_Page extract_:

○ ○ ○ ○

The most troubling conceit of Outsider art is its perceived presence of some special truth. The insidious subtext is that art-school trained artists are not the real thing—just maybe you wasted a lot of money on your education as an artist. (I have a New York friend who once proposed to me teaching a workshop on Outsider art.)
Lastly, we do not know what Darger thought about his work as art
and how he would have felt about his recent canonization. Remember, his work
came to the attention of the art world after his death, and then only by
accident. I can imagine an interview with him: Interviewer: "What do you
think of the success of you work?" Darger: "What's the question again?"
--Corey Postiglione
Better Weimaraner Lays an Egg
The "Spring Chicken Show" at the Better Weimaraner Gallery exemplifies the word "foul" indeed. Viewing Tamara Staples's unexceptional photographs of the prized attractions of poultry shows, and Melissa Schubeck's cartoonish ceramic chicken and planet creations is almost enough cause for one to cancel future visits to this new Wicker Park storefront gallery.
If freshness of ideas, substance, etc., is to be implied by the show's title, then visual and conceptual salmonella is certainly rampant in this offering. Staples's color Ilfochrome prints are portraits of specific breeds of hens and roosters whose exotic plumage inspires the name of each breed. But looking at the "Barred Plymouth Rock" or the "Red Pyle Old English" is about as exciting as viewing mallard prints on wallpaper. Any sense of playful kitsch, irony, symbolism, or anthropomorphism that might occur in these supposedly glamorous treatments of her lowly subjects is missed by Staples. Her photographs are too nice and pleasant, leaving a vacuous purpose that cannot be filled by the puffed chest of her strutting subjects.

○ ○ ○ ○

_Given material_:
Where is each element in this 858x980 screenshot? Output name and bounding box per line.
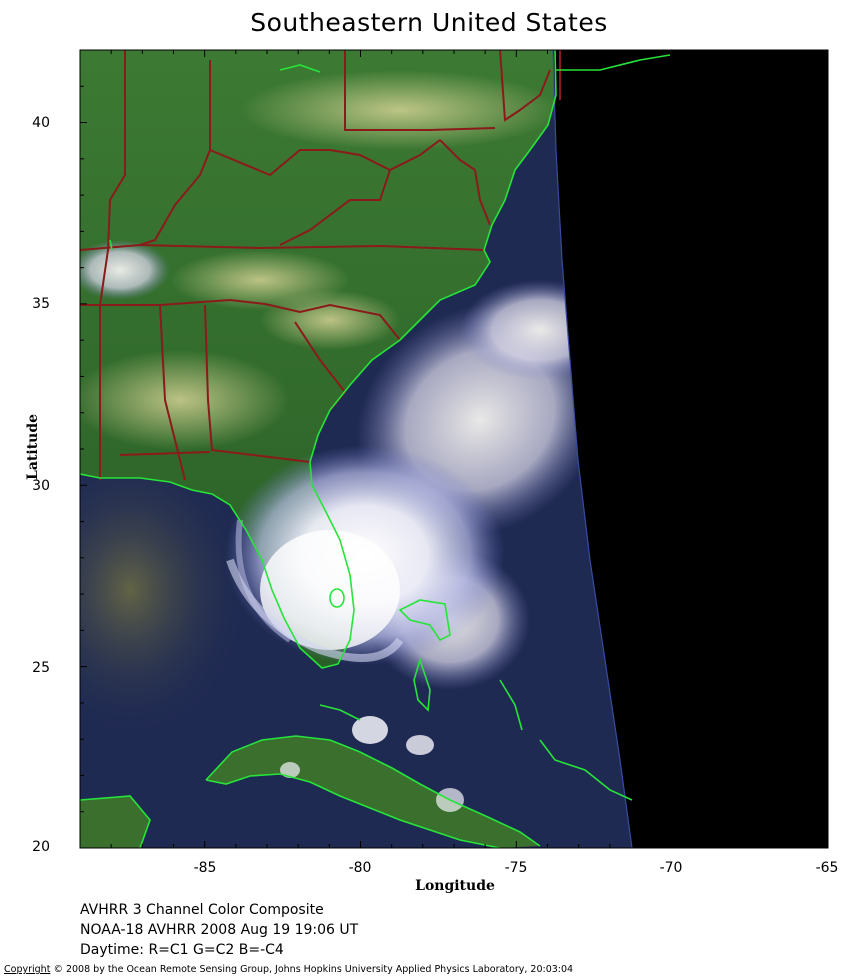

○ ○ ○ ○

_Written instruction A_:
Reproduce the stretch of the art review excerpt from "--Corey Postiglione" through "Park storefront gallery.".
_Written instruction B_:
Based on the art review excerpt, state whether each statement agrees with it, answering yes or no and quoting the words that decide it: (i) The Better Weimaraner Gallery is in Wicker Park. (ii) Darger's work came to the attention of the art world during his lifetime. (iii) Staples's prints are in black and white.
_Written instruction C_:
Continue the art review excerpt from its final sentence.

_Response A_:
--Corey Postiglione
Better Weimaraner Lays an Egg
The "Spring Chicken Show" at the Better Weimaraner Gallery exemplifies the word "foul" indeed. Viewing Tamara Staples's unexceptional photographs of the prized attractions of poultry shows, and Melissa Schubeck's cartoonish ceramic chicken and planet creations is almost enough cause for one to cancel future visits to this new Wicker Park storefront gallery.

_Response B_:
(i) Yes: "this new Wicker Park storefront gallery."
(ii) No: "his work came to the attention of the art world after his death."
(iii) No: "Staples's color Ilfochrome prints."

_Response C_:
Schubeck's lumpy, white ceramic chickens, and piles of earth-toned
glazed planets, could set the debate between crafts and the fine arts back
fifty years. Her crude, pinched chickens sit atop crusty planets, making
a none-too-subtle reference to the mythical cycle of creation. But the weakness
of the symbolism is only underscored by shameless craftsmanship, whose child-like
simplicity yields little youthful wonder. One is left with the feeling this
"Chicken Show" should have its head chopped off and its carcass thrown back
on the recycling heap of artists and curators who have yet to develop their
taste buds. –John Brunetti
Yeah, but...
So let me get this straight: an art critic went to a gallery named "Better Weimaraner" to see "The Spring Chicken Show" and found sculpture that was "cartoonish," "crude," and short on craftsmanship, and photographs lacking "playful kitsch, irony, symbolism, or anthropomorphism." Hello? What was he expecting?
The current scene includes art being made at all levels of craftsmanship and conceptualization. There's art worthy of Ph.D. programs, and art inspired by comic books. It doesn't make any sense to use one standard for all. This show was light, whimsical, and amusing. I also thought the obsessiveness of both artists' work was interesting. I also think Brunetti misses each artist's point. Staples doesn't try for any of the things he suggests. She was just fascinated by the act of photographing chickens—and some of that fascination comes through, in the way the chickens seem animated and about to move, and in the diversity of poses and markings. Sometimes art just helps us look at the world, or some tiny part of it, with greater care. I didn't even know about "show chickens" before seeing this show. Schubeck's fantasy installations suggest a creation fable too cuckoo not to seem appealing; the chicken came before the egg, giving birth to the whole universe; her eggs are the planets. (My review in the April 27 Chicago Reader goes on a bit longer on this.)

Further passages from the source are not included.